MATERIALS PROVIDED:
>>>

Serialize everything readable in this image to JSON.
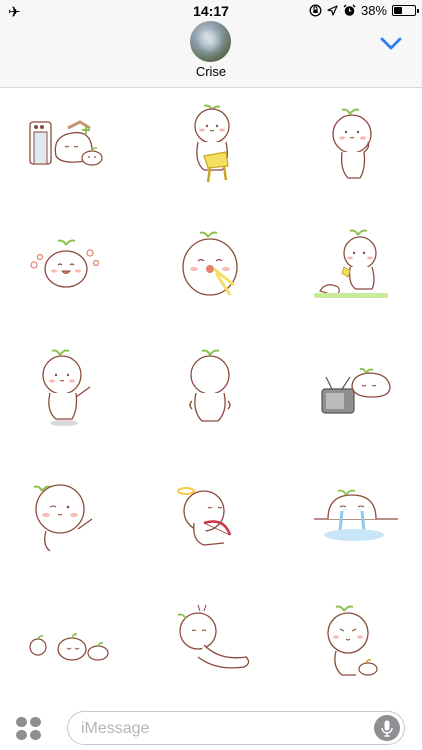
{
  "status_bar": {
    "time": "14:17",
    "battery_percent": "38%",
    "battery_level": 0.38,
    "left_icon": "airplane-icon",
    "right_icons": [
      "orientation-lock-icon",
      "location-icon",
      "alarm-icon",
      "battery-icon"
    ]
  },
  "header": {
    "contact_name": "Crise",
    "avatar": "contact-avatar-photo",
    "details_icon": "chevron-down-icon"
  },
  "stickers": [
    "sticker-sleeping-by-heater",
    "sticker-sitting-on-chair",
    "sticker-thinking",
    "sticker-flowers-happy",
    "sticker-eating-snack",
    "sticker-watering-sprout",
    "sticker-pointing",
    "sticker-back-view",
    "sticker-watching-tv",
    "sticker-winking-wave",
    "sticker-angel-bow",
    "sticker-crying-puddle",
    "sticker-family-row",
    "sticker-lying-down",
    "sticker-feeding-baby"
  ],
  "input": {
    "placeholder": "iMessage",
    "apps_icon": "app-drawer-icon",
    "mic_icon": "microphone-icon"
  },
  "colors": {
    "line": "#8b4a3c",
    "leaf": "#8cc152",
    "blush": "#f7b8b0",
    "accent_blue": "#2f7cf6",
    "grey": "#8e8e93"
  }
}
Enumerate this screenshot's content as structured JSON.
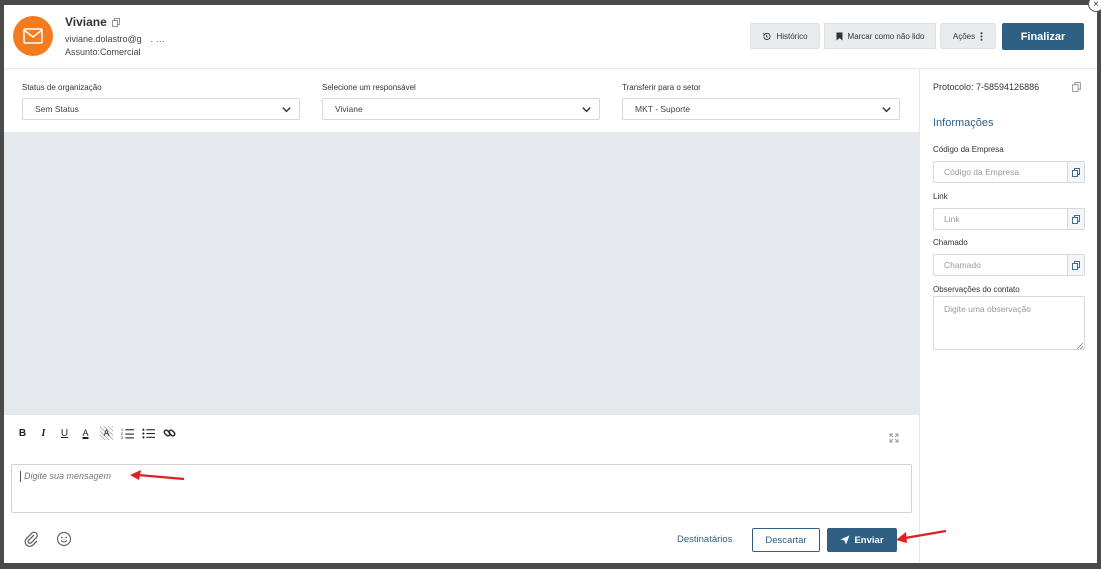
{
  "contact": {
    "name": "Viviane",
    "email": "viviane.dolastro@g",
    "email_hint": "․ ․․․",
    "subject": "Assunto:Comercial"
  },
  "header": {
    "historico": "Histórico",
    "marcar": "Marcar como não lido",
    "acoes": "Ações",
    "finalizar": "Finalizar"
  },
  "fields": {
    "status_label": "Status de organização",
    "status_value": "Sem Status",
    "responsavel_label": "Selecione um responsável",
    "responsavel_value": "Viviane",
    "setor_label": "Transferir para o setor",
    "setor_value": "MKT - Suporte"
  },
  "editor": {
    "toolbar": [
      "B",
      "I",
      "U",
      "A",
      "A"
    ],
    "placeholder": "Digite sua mensagem"
  },
  "footer": {
    "destinatarios": "Destinatários",
    "descartar": "Descartar",
    "enviar": "Enviar"
  },
  "panel": {
    "protocolo": "Protocolo: 7-58594126886",
    "info_title": "Informações",
    "codigo_label": "Código da Empresa",
    "codigo_placeholder": "Código da Empresa",
    "link_label": "Link",
    "link_placeholder": "Link",
    "chamado_label": "Chamado",
    "chamado_placeholder": "Chamado",
    "obs_label": "Observações do contato",
    "obs_placeholder": "Digite uma observação"
  },
  "colors": {
    "primary": "#2f5f82",
    "avatar": "#f47b20",
    "chat_bg": "#e5e8ec",
    "annotation": "#e02020"
  },
  "icons": {
    "avatar": "envelope-icon",
    "copy": "copy-icon",
    "history": "history-icon",
    "bookmark": "bookmark-icon",
    "more": "more-vertical-icon",
    "chevron": "chevron-down-icon",
    "attach": "paperclip-icon",
    "emoji": "smiley-icon",
    "send": "paper-plane-icon",
    "expand": "expand-icon",
    "close": "close-icon"
  }
}
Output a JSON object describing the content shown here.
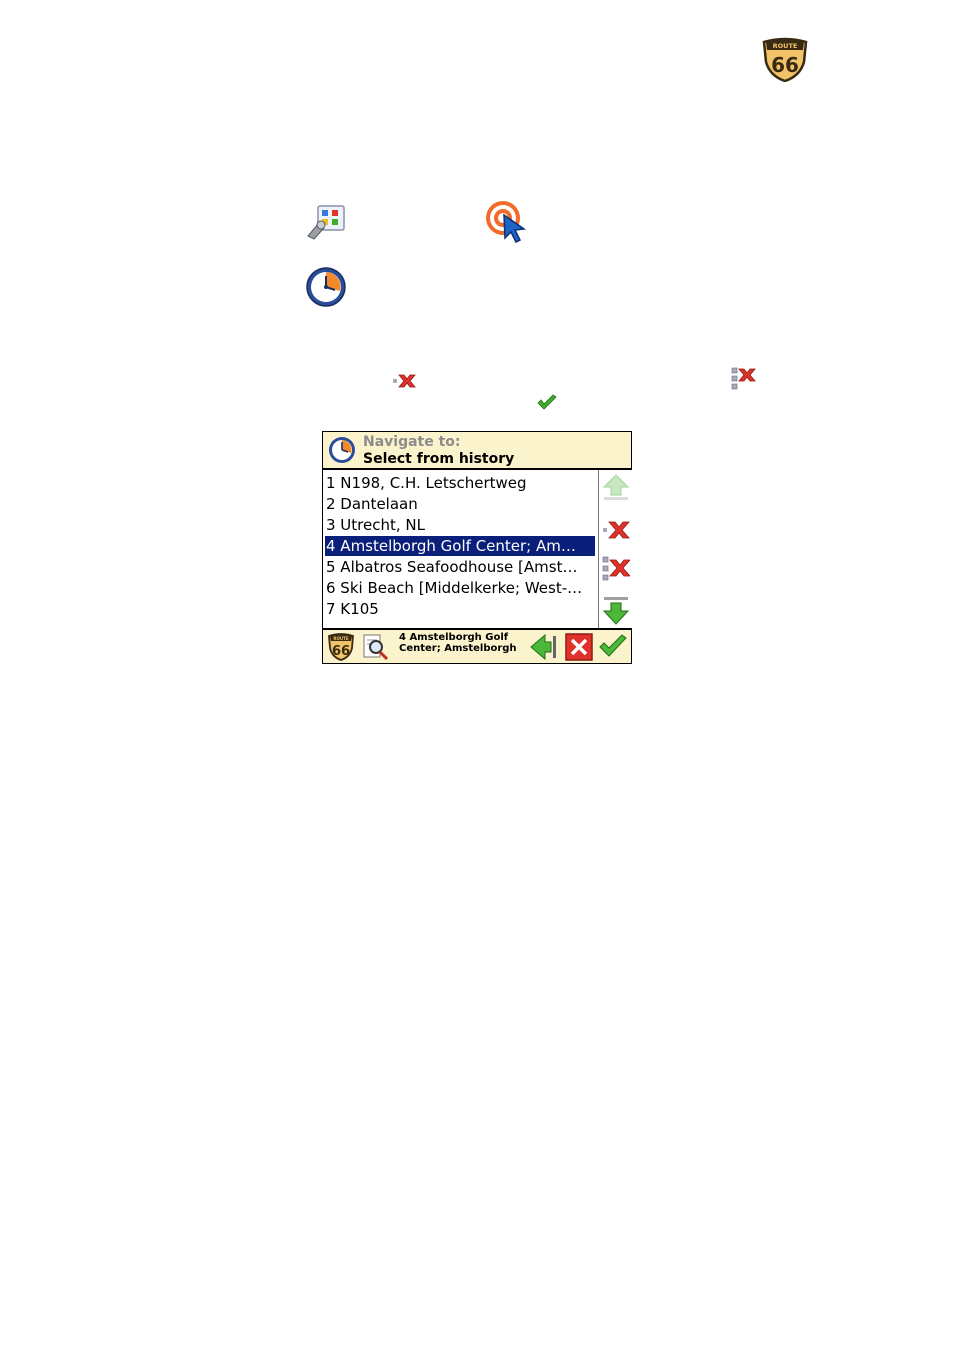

<<<

EXERCISE BRIEF: Reproduce the records, all of them, word for word; omit the pictures.

FINAL RESULT:
Serialize everything readable in this image to JSON.
{
  "status_bar": {
    "time": "14:17",
    "battery_percent": "38%",
    "battery_level": 0.38,
    "left_icon": "airplane-icon",
    "right_icons": [
      "orientation-lock-icon",
      "location-icon",
      "alarm-icon",
      "battery-icon"
    ]
  },
  "header": {
    "contact_name": "Crise",
    "avatar": "contact-avatar-photo",
    "details_icon": "chevron-down-icon"
  },
  "stickers": [
    "sticker-sleeping-by-heater",
    "sticker-sitting-on-chair",
    "sticker-thinking",
    "sticker-flowers-happy",
    "sticker-eating-snack",
    "sticker-watering-sprout",
    "sticker-pointing",
    "sticker-back-view",
    "sticker-watching-tv",
    "sticker-winking-wave",
    "sticker-angel-bow",
    "sticker-crying-puddle",
    "sticker-family-row",
    "sticker-lying-down",
    "sticker-feeding-baby"
  ],
  "input": {
    "placeholder": "iMessage",
    "apps_icon": "app-drawer-icon",
    "mic_icon": "microphone-icon"
  },
  "colors": {
    "line": "#8b4a3c",
    "leaf": "#8cc152",
    "blush": "#f7b8b0",
    "accent_blue": "#2f7cf6",
    "grey": "#8e8e93"
  }
}
Enumerate this screenshot's content as structured JSON.
{
  "contact": {
    "name": "Viviane",
    "email": "viviane.dolastro@g",
    "email_hint": "․ ․․․",
    "subject": "Assunto:Comercial"
  },
  "header": {
    "historico": "Histórico",
    "marcar": "Marcar como não lido",
    "acoes": "Ações",
    "finalizar": "Finalizar"
  },
  "fields": {
    "status_label": "Status de organização",
    "status_value": "Sem Status",
    "responsavel_label": "Selecione um responsável",
    "responsavel_value": "Viviane",
    "setor_label": "Transferir para o setor",
    "setor_value": "MKT - Suporte"
  },
  "editor": {
    "toolbar": [
      "B",
      "I",
      "U",
      "A",
      "A"
    ],
    "placeholder": "Digite sua mensagem"
  },
  "footer": {
    "destinatarios": "Destinatários",
    "descartar": "Descartar",
    "enviar": "Enviar"
  },
  "panel": {
    "protocolo": "Protocolo: 7-58594126886",
    "info_title": "Informações",
    "codigo_label": "Código da Empresa",
    "codigo_placeholder": "Código da Empresa",
    "link_label": "Link",
    "link_placeholder": "Link",
    "chamado_label": "Chamado",
    "chamado_placeholder": "Chamado",
    "obs_label": "Observações do contato",
    "obs_placeholder": "Digite uma observação"
  },
  "colors": {
    "primary": "#2f5f82",
    "avatar": "#f47b20",
    "chat_bg": "#e5e8ec",
    "annotation": "#e02020"
  },
  "icons": {
    "avatar": "envelope-icon",
    "copy": "copy-icon",
    "history": "history-icon",
    "bookmark": "bookmark-icon",
    "more": "more-vertical-icon",
    "chevron": "chevron-down-icon",
    "attach": "paperclip-icon",
    "emoji": "smiley-icon",
    "send": "paper-plane-icon",
    "expand": "expand-icon",
    "close": "close-icon"
  }
}
Output a JSON object describing the content shown here.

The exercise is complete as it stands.